━━ Records to use

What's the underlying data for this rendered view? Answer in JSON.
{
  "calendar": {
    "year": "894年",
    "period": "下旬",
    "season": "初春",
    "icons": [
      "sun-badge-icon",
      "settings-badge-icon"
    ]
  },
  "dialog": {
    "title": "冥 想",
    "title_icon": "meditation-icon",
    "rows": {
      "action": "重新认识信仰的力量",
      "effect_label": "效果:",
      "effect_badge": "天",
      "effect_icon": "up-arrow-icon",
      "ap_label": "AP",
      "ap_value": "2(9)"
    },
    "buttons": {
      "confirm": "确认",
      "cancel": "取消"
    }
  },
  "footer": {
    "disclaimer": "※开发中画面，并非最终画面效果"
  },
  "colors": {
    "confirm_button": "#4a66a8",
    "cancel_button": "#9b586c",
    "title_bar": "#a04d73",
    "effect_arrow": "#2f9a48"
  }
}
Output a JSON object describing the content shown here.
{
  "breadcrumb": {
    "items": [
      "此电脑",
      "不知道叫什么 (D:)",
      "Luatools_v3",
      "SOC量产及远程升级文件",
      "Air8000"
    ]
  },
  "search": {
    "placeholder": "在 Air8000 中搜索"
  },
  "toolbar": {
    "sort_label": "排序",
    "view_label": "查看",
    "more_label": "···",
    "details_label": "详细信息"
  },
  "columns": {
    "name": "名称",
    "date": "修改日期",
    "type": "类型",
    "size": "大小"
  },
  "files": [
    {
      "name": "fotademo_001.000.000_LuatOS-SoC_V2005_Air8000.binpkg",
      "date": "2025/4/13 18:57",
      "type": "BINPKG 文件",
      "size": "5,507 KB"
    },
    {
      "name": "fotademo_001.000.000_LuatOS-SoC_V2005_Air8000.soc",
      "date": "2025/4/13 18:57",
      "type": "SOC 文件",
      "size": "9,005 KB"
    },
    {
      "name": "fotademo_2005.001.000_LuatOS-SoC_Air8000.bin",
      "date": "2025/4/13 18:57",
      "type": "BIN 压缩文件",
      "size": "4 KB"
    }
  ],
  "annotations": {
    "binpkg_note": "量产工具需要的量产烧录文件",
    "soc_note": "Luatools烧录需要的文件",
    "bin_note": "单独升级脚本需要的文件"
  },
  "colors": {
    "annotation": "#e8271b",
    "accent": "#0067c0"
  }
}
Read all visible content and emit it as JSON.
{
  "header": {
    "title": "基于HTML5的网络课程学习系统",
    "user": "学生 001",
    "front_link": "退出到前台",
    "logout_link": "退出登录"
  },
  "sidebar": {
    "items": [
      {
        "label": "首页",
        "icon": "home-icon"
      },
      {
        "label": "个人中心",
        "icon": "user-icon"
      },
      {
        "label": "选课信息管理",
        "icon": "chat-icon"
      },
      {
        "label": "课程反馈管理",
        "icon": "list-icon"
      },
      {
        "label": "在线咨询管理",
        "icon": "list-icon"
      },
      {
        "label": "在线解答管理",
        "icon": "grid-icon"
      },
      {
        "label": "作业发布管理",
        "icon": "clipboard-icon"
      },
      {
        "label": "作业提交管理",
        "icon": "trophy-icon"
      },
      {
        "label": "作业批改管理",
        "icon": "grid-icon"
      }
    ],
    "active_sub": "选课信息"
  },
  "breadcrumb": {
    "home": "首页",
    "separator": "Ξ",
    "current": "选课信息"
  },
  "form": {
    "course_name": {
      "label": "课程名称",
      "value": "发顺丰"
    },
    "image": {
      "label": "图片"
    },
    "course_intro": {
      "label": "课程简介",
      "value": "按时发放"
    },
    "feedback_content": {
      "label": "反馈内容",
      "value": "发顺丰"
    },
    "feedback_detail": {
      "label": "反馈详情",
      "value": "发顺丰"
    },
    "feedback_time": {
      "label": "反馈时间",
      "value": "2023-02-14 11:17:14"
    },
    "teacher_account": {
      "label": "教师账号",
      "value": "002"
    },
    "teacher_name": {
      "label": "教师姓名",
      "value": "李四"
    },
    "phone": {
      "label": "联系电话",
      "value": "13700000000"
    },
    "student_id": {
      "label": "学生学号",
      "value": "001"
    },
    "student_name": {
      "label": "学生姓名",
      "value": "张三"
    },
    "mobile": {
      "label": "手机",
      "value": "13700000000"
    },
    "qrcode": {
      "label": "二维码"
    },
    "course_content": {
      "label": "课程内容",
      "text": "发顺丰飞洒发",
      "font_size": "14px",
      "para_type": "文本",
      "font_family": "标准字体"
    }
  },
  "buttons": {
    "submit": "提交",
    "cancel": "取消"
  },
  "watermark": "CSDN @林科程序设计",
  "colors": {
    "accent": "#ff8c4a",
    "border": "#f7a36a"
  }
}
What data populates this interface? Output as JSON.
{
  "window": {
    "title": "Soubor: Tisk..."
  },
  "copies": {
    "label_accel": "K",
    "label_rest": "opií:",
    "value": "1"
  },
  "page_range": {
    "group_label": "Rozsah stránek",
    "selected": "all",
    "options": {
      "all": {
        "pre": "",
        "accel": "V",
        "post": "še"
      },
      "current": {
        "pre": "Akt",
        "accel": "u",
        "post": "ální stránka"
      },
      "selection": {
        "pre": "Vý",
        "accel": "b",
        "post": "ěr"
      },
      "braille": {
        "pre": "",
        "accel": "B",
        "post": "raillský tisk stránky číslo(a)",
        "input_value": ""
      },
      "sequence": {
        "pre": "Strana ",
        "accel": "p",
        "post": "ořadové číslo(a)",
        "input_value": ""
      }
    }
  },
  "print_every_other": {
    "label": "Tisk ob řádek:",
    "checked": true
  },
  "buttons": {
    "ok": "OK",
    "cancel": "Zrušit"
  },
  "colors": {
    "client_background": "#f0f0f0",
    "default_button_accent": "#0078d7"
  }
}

━━━━

• [Given request] Please reproduce the entire listing, exactly as shown.

• [Exercise result]
What's the underlying data for this rendered view? Answer in JSON.
{
  "calendar": {
    "year": "894年",
    "period": "下旬",
    "season": "初春",
    "icons": [
      "sun-badge-icon",
      "settings-badge-icon"
    ]
  },
  "dialog": {
    "title": "冥 想",
    "title_icon": "meditation-icon",
    "rows": {
      "action": "重新认识信仰的力量",
      "effect_label": "效果:",
      "effect_badge": "天",
      "effect_icon": "up-arrow-icon",
      "ap_label": "AP",
      "ap_value": "2(9)"
    },
    "buttons": {
      "confirm": "确认",
      "cancel": "取消"
    }
  },
  "footer": {
    "disclaimer": "※开发中画面，并非最终画面效果"
  },
  "colors": {
    "confirm_button": "#4a66a8",
    "cancel_button": "#9b586c",
    "title_bar": "#a04d73",
    "effect_arrow": "#2f9a48"
  }
}
Output a JSON object describing the content shown here.
{
  "breadcrumb": {
    "items": [
      "此电脑",
      "不知道叫什么 (D:)",
      "Luatools_v3",
      "SOC量产及远程升级文件",
      "Air8000"
    ]
  },
  "search": {
    "placeholder": "在 Air8000 中搜索"
  },
  "toolbar": {
    "sort_label": "排序",
    "view_label": "查看",
    "more_label": "···",
    "details_label": "详细信息"
  },
  "columns": {
    "name": "名称",
    "date": "修改日期",
    "type": "类型",
    "size": "大小"
  },
  "files": [
    {
      "name": "fotademo_001.000.000_LuatOS-SoC_V2005_Air8000.binpkg",
      "date": "2025/4/13 18:57",
      "type": "BINPKG 文件",
      "size": "5,507 KB"
    },
    {
      "name": "fotademo_001.000.000_LuatOS-SoC_V2005_Air8000.soc",
      "date": "2025/4/13 18:57",
      "type": "SOC 文件",
      "size": "9,005 KB"
    },
    {
      "name": "fotademo_2005.001.000_LuatOS-SoC_Air8000.bin",
      "date": "2025/4/13 18:57",
      "type": "BIN 压缩文件",
      "size": "4 KB"
    }
  ],
  "annotations": {
    "binpkg_note": "量产工具需要的量产烧录文件",
    "soc_note": "Luatools烧录需要的文件",
    "bin_note": "单独升级脚本需要的文件"
  },
  "colors": {
    "annotation": "#e8271b",
    "accent": "#0067c0"
  }
}
Read all visible content and emit it as JSON.
{
  "header": {
    "title": "基于HTML5的网络课程学习系统",
    "user": "学生 001",
    "front_link": "退出到前台",
    "logout_link": "退出登录"
  },
  "sidebar": {
    "items": [
      {
        "label": "首页",
        "icon": "home-icon"
      },
      {
        "label": "个人中心",
        "icon": "user-icon"
      },
      {
        "label": "选课信息管理",
        "icon": "chat-icon"
      },
      {
        "label": "课程反馈管理",
        "icon": "list-icon"
      },
      {
        "label": "在线咨询管理",
        "icon": "list-icon"
      },
      {
        "label": "在线解答管理",
        "icon": "grid-icon"
      },
      {
        "label": "作业发布管理",
        "icon": "clipboard-icon"
      },
      {
        "label": "作业提交管理",
        "icon": "trophy-icon"
      },
      {
        "label": "作业批改管理",
        "icon": "grid-icon"
      }
    ],
    "active_sub": "选课信息"
  },
  "breadcrumb": {
    "home": "首页",
    "separator": "Ξ",
    "current": "选课信息"
  },
  "form": {
    "course_name": {
      "label": "课程名称",
      "value": "发顺丰"
    },
    "image": {
      "label": "图片"
    },
    "course_intro": {
      "label": "课程简介",
      "value": "按时发放"
    },
    "feedback_content": {
      "label": "反馈内容",
      "value": "发顺丰"
    },
    "feedback_detail": {
      "label": "反馈详情",
      "value": "发顺丰"
    },
    "feedback_time": {
      "label": "反馈时间",
      "value": "2023-02-14 11:17:14"
    },
    "teacher_account": {
      "label": "教师账号",
      "value": "002"
    },
    "teacher_name": {
      "label": "教师姓名",
      "value": "李四"
    },
    "phone": {
      "label": "联系电话",
      "value": "13700000000"
    },
    "student_id": {
      "label": "学生学号",
      "value": "001"
    },
    "student_name": {
      "label": "学生姓名",
      "value": "张三"
    },
    "mobile": {
      "label": "手机",
      "value": "13700000000"
    },
    "qrcode": {
      "label": "二维码"
    },
    "course_content": {
      "label": "课程内容",
      "text": "发顺丰飞洒发",
      "font_size": "14px",
      "para_type": "文本",
      "font_family": "标准字体"
    }
  },
  "buttons": {
    "submit": "提交",
    "cancel": "取消"
  },
  "watermark": "CSDN @林科程序设计",
  "colors": {
    "accent": "#ff8c4a",
    "border": "#f7a36a"
  }
}
What data populates this interface? Output as JSON.
{
  "window": {
    "title": "Soubor: Tisk..."
  },
  "copies": {
    "label_accel": "K",
    "label_rest": "opií:",
    "value": "1"
  },
  "page_range": {
    "group_label": "Rozsah stránek",
    "selected": "all",
    "options": {
      "all": {
        "pre": "",
        "accel": "V",
        "post": "še"
      },
      "current": {
        "pre": "Akt",
        "accel": "u",
        "post": "ální stránka"
      },
      "selection": {
        "pre": "Vý",
        "accel": "b",
        "post": "ěr"
      },
      "braille": {
        "pre": "",
        "accel": "B",
        "post": "raillský tisk stránky číslo(a)",
        "input_value": ""
      },
      "sequence": {
        "pre": "Strana ",
        "accel": "p",
        "post": "ořadové číslo(a)",
        "input_value": ""
      }
    }
  },
  "print_every_other": {
    "label": "Tisk ob řádek:",
    "checked": true
  },
  "buttons": {
    "ok": "OK",
    "cancel": "Zrušit"
  },
  "colors": {
    "client_background": "#f0f0f0",
    "default_button_accent": "#0078d7"
  }
}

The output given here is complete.